==== Text passage

Events to check out this weekend, February 28 to March 3.
1. Salute the outsiders.
Nicknamed the “laureate of American lowlife” in 1986 by Time magazine, Charles Bukowski may be gone, but the lowlifes live on, honoring him at the Charles Bukowski Memorial Reading tonight at the gallery at (le) Poisson Rouge. Now in its 12th year, readers like poet George Wallace, playwright/novelist Richard Vetere, and playwright Michael Puzzo will read their favorite passages, with a chance for you to get up on stage too (just keep it under three minutes). And Sunday morning at the 92nd Street Y, Michelle Dean discusses her book Sharp with Meg Wolitzer, focusing on ten women including Dorothy Parker, Hannah Arendt, Susan Sontag, Joan Didion, Nora Ephron, and their literary assertion and impact in a male-dominant New York.
2. See internationally inspired dance.
The choreography and music of Battery Dance aim to reflect the multiplicity of cultural influences in American society. Tonight at the Schimmel Center at Pace University, see a program including the world premiere of The Red Line by choreographer Tadej Brdnik of the Martha Graham dance school, with music by Syrian-born composer and clarinetist Kinan Azmeh, a Grammy-winner and member of Yo-Yo Ma’s Silk Road Ensemble. Tickets are $19 to $29.
3. Be inspired by ladies who art.
You may not be able to be Oprah but you can replicate her tastes by purchasing work she curated with Agnes Gund for this Friday’s auction at Sotheby’s. Titled “By Women, for Tomorrow’s Women,” the show is comprised exclusively of works by women artists, including Jenny Holzer, Carrie Mae Weems, and Kiki Smith, and headlined by Cuban artist Carmen Herrera’s Blanco y Verde, which is estimated to catch a cool $1.5–2 million. This goes down at 9:30 a.m. tomorrow and all Sotheby’s auctions are open to the public, but if you’d rather avoid accidentally bidding on something, you could always head to the Guggenheim. The Hilma af Klimt exhibition is still up and if you haven’t seen it, it’s about time you did.
4. Pick a film festival, any film festival.
This weekend, you get not only single films based on your interests, but whole festivals dedicated to them. Through Sunday at Barnard is the Athena Film Festival, with works by and about women and this year honoring Nina Shaw, one of the founding members of Time’s Up, alongside panels on filmmaking and screenings like Lady Parts Justice in the New World Order on Friday, followed by a Q&A with Lizz Winstead and filmmaker Ruth Leitman. Through Sunday at the Teachers College at Columbia University, the African Diaspora International Film Festival focuses on the black American experience with films including The Robeson Effect, about the friendship of actors Danny Glover and Ben Guillory and the founding of their theater company, with a Q&A to follow on Friday. Francophiles might enjoy Rendez-Vous With French Cinema, at the Film Society of Lincoln Center through March 10, with contemporary French works, many with Q&As and all with English subtitles, and drone enthusiasts can see the object of their affections and its cinematographic applications at the New York City Drone Film Festival on Friday and Saturday at the Liberty Science Center, with panels, screenings of movies shot using drones, and classes with hands-on experiences. Try it at your own risk.

========

### Direction
Copy the weekend events listing again, beginning at the words "2. See internationally" and stopping after "ladies who art.". Switch "clarinetist" to "pianist".

==== Stored rows

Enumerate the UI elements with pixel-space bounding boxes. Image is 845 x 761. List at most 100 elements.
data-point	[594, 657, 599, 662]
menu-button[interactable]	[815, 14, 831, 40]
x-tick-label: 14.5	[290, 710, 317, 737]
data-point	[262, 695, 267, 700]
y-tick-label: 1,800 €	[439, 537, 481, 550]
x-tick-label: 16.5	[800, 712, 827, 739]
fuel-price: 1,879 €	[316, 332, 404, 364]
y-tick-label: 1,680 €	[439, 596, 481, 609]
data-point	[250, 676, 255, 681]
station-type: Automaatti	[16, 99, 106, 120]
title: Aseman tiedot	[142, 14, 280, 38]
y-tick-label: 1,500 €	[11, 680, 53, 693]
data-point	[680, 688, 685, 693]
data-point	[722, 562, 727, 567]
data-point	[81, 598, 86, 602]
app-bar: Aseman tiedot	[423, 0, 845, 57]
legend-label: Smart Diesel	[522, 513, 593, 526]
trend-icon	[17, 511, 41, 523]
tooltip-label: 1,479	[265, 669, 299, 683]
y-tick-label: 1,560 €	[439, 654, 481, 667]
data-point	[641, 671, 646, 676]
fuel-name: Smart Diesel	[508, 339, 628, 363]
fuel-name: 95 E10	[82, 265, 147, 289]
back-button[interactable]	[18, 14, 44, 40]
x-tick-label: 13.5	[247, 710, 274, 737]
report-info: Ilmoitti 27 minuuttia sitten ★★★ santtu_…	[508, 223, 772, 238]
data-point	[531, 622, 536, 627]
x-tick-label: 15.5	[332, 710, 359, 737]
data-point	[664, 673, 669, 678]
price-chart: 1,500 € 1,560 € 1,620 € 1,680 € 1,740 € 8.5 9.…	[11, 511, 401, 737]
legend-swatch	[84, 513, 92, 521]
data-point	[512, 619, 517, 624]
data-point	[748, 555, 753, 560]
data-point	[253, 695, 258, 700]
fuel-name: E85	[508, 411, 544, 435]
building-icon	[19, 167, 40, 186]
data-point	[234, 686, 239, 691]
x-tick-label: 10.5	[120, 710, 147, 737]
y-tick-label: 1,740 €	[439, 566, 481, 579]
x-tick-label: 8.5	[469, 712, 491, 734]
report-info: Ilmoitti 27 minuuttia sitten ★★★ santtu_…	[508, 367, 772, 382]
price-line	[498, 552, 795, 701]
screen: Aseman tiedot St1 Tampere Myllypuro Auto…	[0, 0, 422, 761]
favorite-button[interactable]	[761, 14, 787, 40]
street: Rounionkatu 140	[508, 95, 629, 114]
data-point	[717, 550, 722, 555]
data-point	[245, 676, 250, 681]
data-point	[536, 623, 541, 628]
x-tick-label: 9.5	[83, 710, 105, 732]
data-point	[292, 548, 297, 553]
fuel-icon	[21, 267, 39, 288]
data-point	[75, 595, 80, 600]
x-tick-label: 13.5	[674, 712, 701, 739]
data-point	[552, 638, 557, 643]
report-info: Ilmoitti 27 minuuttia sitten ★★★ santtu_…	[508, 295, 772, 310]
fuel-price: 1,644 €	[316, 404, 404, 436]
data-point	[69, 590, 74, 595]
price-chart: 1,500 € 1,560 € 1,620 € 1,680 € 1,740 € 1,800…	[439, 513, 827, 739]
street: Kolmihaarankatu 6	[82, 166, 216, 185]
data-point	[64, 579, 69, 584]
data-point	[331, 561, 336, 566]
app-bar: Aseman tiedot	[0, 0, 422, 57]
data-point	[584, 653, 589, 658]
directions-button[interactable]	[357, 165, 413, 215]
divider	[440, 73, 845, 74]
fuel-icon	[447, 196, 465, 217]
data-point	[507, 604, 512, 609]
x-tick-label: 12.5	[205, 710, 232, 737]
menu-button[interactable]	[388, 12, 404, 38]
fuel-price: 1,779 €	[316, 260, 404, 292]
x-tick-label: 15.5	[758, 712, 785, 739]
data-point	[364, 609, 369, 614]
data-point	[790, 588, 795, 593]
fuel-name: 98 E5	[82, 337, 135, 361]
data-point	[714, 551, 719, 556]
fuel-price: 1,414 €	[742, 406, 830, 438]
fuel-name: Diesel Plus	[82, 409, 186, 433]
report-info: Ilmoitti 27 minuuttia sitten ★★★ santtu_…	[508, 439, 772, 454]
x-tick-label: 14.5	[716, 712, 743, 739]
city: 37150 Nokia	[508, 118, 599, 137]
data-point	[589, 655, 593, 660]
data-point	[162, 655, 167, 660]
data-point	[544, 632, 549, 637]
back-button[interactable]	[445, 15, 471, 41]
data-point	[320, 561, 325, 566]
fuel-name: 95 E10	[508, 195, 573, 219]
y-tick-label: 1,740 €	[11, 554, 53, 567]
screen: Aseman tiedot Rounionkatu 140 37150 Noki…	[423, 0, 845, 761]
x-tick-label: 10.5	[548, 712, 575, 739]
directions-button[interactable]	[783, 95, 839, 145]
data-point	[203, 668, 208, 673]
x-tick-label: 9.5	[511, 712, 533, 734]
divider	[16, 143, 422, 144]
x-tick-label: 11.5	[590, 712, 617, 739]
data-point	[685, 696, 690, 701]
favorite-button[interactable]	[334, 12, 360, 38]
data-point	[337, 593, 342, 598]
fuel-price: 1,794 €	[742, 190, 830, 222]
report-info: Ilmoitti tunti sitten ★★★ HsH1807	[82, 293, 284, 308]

========

### Response to this task
2. See internationally inspired dance.
The choreography and music of Battery Dance aim to reflect the multiplicity of cultural influences in American society. Tonight at the Schimmel Center at Pace University, see a program including the world premiere of The Red Line by choreographer Tadej Brdnik of the Martha Graham dance school, with music by Syrian-born composer and pianist Kinan Azmeh, a Grammy-winner and member of Yo-Yo Ma’s Silk Road Ensemble. Tickets are $19 to $29.
3. Be inspired by ladies who art.